▶ [WHAT NEEDS TO BE DONE]
Extract the passage of the article on Shelby County school meals between "By CINDY WARNER" and "or reduced lunch.", inclusive, copying it word for word.

▶ [EXCERPTED TEXT]
Shelby County Schools provide 181K meals during COVID-19 closure

By CINDY WARNER / Special to the Reporter

As news broke that schools would close for the remainder of the year, the Shelby County Child Nutrition Program employees put on their masks and gloves and got to work feeding students who would be impacted by the loss of breakfast and lunch meals normally provided at school.

From the first meals served on March 16 to the final meals served on May 21, CNP staff served a total of 181,152 grab-and-go breakfast and lunch meals to students.

Initially, the meals were only provided to students who previously had qualified for free or reduced lunch.

However, a few days into the distribution service, the district was granted a USDA waiver that allowed the program to expand to the entire community.

The waiver created a spike in the number of meals served at every distribution site in the district, jumping from just 415 meals served the first day to over 1,604 by the end of the first week.

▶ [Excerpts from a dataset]
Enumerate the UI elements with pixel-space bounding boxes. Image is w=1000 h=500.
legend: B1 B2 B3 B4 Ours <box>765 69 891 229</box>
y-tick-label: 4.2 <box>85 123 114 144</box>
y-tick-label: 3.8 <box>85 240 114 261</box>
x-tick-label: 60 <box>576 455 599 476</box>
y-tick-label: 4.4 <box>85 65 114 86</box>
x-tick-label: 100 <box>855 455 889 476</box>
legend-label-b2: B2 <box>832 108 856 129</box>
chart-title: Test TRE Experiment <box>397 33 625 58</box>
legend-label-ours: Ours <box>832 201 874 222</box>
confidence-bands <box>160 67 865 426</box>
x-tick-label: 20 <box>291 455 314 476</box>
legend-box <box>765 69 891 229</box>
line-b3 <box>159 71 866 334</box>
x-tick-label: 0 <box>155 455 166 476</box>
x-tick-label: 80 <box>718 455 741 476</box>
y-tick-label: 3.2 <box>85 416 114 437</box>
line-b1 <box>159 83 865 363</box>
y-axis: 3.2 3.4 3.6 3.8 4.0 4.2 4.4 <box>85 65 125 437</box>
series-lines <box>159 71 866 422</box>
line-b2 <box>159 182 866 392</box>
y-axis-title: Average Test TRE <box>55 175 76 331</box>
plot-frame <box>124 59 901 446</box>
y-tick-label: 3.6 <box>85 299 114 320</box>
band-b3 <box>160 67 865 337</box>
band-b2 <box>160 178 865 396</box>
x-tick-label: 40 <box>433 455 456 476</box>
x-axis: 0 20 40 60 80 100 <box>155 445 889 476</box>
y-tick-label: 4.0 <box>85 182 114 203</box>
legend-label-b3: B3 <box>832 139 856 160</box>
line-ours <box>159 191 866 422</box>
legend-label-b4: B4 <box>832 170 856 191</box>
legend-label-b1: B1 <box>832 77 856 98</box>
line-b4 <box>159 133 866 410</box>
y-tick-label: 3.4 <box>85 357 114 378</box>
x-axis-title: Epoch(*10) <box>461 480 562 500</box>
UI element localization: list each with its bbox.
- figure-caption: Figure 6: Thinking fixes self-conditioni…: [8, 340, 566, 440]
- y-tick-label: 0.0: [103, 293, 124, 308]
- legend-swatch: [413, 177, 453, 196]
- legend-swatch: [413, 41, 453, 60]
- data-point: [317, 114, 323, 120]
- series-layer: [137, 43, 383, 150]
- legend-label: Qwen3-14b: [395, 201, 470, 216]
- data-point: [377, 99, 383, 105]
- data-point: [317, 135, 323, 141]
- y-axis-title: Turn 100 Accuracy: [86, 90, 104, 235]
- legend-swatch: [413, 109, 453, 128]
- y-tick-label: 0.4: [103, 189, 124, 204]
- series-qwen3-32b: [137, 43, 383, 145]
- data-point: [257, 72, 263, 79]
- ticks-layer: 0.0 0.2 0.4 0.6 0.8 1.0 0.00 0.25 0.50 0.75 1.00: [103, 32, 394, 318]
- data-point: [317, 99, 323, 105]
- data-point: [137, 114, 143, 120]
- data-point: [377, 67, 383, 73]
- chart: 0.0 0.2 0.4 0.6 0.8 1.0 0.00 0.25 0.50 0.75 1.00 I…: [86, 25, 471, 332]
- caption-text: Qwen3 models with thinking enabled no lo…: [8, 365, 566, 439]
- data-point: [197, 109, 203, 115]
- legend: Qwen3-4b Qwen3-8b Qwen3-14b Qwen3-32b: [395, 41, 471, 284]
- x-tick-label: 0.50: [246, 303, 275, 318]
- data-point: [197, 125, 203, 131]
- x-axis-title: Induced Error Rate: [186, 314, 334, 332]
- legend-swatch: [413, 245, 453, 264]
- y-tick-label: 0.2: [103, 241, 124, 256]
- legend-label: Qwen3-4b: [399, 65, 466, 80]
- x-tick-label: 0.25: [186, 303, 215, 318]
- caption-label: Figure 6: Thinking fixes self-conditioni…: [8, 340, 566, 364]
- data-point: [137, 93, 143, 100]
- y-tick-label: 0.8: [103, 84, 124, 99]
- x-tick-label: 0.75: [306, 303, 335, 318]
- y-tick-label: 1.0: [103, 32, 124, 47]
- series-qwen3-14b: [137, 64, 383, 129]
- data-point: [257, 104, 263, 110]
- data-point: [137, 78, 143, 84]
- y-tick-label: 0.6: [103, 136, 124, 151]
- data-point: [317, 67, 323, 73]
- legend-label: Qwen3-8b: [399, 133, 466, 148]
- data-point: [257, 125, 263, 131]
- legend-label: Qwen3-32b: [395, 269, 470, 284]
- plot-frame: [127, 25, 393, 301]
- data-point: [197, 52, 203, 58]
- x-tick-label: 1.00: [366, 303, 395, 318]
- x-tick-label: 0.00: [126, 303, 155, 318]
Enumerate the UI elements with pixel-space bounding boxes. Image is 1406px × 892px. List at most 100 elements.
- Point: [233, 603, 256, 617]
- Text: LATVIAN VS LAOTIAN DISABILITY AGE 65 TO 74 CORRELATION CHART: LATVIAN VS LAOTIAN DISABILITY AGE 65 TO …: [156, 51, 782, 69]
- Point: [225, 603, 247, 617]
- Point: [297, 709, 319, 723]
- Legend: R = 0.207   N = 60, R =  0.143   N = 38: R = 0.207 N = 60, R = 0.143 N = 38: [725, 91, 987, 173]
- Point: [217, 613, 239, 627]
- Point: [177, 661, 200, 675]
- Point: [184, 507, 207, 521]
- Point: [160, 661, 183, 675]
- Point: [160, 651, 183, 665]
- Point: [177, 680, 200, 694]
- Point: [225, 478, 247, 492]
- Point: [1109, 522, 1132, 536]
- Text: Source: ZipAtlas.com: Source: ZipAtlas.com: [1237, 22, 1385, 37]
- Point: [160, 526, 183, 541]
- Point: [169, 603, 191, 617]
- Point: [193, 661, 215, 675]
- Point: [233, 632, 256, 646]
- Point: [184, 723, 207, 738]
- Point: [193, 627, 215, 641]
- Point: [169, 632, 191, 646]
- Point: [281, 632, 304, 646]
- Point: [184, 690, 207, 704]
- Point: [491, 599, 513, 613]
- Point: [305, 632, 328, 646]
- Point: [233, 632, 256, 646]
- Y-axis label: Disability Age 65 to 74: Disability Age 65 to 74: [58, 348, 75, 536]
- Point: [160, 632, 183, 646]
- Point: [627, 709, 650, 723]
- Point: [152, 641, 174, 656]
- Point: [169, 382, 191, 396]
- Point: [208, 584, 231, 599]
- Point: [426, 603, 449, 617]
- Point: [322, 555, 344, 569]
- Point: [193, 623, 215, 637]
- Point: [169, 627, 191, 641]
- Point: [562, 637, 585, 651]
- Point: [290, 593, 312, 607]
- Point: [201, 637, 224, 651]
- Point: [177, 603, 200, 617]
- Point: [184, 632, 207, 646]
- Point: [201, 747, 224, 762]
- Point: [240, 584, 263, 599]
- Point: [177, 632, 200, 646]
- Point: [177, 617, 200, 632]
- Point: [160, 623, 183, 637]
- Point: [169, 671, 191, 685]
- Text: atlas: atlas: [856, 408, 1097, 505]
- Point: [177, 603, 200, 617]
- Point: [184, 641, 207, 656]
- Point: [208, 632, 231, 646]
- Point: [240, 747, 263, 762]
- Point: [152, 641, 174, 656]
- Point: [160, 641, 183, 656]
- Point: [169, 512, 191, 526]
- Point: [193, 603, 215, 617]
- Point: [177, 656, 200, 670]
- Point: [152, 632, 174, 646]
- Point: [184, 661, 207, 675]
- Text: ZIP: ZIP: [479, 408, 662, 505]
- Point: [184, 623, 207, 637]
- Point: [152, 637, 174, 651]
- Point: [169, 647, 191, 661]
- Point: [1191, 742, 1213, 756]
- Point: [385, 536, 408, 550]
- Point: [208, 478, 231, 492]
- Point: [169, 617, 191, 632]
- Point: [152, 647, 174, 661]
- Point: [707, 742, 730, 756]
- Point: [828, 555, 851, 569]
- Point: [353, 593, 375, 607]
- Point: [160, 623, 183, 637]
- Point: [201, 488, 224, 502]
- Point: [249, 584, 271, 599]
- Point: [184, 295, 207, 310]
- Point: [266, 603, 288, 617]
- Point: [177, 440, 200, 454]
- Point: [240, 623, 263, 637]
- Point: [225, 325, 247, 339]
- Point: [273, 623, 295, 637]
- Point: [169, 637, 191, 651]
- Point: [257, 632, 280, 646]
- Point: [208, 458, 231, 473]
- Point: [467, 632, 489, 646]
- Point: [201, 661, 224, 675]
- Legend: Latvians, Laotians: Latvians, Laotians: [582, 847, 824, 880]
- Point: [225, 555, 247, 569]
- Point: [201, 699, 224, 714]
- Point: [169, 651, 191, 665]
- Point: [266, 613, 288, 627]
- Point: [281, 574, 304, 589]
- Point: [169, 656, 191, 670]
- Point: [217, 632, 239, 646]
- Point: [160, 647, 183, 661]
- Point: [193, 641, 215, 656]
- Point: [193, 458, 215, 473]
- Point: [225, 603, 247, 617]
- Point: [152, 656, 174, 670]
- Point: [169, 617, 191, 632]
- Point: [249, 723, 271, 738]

▶ [TASK ANSWER]
By CINDY WARNER / Special to the Reporter

As news broke that schools would close for the remainder of the year, the Shelby County Child Nutrition Program employees put on their masks and gloves and got to work feeding students who would be impacted by the loss of breakfast and lunch meals normally provided at school.

From the first meals served on March 16 to the final meals served on May 21, CNP staff served a total of 181,152 grab-and-go breakfast and lunch meals to students.

Initially, the meals were only provided to students who previously had qualified for free or reduced lunch.